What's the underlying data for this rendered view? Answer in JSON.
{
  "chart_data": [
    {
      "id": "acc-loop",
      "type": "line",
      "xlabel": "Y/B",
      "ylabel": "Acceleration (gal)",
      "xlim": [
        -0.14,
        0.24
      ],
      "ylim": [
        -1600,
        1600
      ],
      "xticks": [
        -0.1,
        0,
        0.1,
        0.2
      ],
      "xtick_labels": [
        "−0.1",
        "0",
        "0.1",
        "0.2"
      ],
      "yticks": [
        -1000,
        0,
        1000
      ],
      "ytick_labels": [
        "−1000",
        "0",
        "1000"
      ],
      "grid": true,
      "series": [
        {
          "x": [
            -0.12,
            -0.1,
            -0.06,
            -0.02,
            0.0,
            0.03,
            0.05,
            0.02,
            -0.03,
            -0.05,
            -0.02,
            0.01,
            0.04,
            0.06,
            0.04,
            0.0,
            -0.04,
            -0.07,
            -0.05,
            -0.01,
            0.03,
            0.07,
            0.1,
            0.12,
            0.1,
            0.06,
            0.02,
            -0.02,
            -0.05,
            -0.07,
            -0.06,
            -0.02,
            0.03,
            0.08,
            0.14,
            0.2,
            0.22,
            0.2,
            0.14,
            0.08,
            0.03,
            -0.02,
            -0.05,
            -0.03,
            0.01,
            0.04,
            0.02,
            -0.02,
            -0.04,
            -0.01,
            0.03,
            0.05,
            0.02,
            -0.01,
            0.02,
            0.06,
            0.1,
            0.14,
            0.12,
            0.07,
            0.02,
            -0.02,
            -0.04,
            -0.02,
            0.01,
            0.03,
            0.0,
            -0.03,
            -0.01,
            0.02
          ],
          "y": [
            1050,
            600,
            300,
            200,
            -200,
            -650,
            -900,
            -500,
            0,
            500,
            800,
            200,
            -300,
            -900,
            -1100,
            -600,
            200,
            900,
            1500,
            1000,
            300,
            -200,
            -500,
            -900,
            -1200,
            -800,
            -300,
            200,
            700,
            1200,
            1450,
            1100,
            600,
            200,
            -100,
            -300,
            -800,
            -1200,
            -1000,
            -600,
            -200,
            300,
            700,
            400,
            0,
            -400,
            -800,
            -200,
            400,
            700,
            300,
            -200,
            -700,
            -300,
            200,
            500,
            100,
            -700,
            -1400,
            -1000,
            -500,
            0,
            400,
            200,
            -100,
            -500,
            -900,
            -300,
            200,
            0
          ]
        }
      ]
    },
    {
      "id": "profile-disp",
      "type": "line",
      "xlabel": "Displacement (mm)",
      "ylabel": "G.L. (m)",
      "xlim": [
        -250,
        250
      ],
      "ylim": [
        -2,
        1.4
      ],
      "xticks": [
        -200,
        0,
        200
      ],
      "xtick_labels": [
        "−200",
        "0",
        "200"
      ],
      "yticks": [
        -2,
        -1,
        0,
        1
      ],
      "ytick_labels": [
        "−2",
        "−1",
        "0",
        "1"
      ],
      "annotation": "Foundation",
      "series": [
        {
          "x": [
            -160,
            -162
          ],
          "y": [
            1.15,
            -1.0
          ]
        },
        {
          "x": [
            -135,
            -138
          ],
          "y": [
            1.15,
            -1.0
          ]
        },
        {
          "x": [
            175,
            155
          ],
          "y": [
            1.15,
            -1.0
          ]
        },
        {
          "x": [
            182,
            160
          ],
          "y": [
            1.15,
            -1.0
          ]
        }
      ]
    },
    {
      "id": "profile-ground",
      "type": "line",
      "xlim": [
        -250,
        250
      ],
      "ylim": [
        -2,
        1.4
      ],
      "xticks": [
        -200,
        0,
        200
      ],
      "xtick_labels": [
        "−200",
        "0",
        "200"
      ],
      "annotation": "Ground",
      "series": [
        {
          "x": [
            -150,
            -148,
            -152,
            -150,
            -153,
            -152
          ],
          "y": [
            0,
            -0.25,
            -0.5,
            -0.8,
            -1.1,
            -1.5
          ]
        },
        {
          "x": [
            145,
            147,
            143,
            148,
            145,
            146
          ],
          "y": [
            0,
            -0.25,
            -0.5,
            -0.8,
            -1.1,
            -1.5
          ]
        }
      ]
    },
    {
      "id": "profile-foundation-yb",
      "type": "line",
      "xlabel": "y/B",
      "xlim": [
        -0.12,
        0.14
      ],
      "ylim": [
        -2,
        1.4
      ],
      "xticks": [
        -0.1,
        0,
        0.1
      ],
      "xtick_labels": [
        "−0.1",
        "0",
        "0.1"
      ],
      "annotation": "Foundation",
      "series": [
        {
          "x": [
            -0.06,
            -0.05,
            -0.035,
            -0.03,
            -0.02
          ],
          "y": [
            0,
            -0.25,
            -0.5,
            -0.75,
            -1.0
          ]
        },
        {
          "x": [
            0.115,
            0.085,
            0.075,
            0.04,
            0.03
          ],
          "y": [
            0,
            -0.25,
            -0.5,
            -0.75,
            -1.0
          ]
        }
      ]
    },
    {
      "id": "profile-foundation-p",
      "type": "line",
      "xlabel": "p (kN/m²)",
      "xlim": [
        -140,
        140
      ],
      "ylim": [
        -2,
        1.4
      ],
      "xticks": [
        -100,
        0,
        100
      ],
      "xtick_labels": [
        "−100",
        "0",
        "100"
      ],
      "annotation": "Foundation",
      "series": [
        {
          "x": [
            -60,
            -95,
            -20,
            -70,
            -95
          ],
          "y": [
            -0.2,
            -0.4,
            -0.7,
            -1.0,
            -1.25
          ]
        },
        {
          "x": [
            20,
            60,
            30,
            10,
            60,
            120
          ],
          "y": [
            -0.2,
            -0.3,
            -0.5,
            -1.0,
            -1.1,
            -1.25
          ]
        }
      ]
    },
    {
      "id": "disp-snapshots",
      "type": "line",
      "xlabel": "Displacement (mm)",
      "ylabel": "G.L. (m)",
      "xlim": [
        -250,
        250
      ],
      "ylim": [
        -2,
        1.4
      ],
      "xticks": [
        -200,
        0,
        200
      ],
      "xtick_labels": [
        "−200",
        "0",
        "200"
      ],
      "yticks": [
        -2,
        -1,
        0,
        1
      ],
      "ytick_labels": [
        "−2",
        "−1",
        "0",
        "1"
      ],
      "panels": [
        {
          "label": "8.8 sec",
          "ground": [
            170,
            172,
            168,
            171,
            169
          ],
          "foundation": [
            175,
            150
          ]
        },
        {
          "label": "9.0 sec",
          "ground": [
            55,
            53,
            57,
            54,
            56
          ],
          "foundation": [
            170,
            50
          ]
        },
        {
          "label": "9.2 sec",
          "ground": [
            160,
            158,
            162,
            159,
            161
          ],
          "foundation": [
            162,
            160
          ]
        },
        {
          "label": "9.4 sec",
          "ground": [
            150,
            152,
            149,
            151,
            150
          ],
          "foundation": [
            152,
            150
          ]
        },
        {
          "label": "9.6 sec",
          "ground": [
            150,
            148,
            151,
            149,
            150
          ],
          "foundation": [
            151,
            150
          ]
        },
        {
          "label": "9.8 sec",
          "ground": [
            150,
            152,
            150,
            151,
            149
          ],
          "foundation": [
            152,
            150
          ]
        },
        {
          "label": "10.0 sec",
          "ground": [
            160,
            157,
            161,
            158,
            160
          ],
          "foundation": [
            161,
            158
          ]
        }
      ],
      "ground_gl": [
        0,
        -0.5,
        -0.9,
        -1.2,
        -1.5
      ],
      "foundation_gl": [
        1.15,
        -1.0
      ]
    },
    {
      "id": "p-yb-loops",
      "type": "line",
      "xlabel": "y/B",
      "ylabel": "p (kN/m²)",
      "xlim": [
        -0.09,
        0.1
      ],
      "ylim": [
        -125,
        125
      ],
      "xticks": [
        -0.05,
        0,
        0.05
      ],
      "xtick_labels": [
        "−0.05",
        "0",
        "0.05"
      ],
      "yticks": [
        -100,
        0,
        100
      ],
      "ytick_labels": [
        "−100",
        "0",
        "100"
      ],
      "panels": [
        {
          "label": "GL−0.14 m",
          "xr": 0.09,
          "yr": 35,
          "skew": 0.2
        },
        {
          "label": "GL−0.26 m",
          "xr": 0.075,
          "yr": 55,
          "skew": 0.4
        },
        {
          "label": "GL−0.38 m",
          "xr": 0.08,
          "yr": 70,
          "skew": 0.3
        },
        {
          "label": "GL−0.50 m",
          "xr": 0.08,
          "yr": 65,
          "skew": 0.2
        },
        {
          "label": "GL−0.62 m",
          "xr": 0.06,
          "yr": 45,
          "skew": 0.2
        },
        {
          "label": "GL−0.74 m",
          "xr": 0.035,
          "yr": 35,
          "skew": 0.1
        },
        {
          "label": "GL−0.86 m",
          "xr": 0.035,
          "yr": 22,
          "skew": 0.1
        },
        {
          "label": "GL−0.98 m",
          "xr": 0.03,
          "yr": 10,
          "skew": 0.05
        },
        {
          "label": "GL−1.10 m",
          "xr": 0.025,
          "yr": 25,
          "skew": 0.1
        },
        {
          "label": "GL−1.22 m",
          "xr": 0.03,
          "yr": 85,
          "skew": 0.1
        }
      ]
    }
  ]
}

○ ○ ○

= Task statement =
Leave out every line without the string "profile" and copy the rest.

= Task response =
      "id": "profile-disp",
      "id": "profile-ground",
      "id": "profile-foundation-yb",
      "id": "profile-foundation-p",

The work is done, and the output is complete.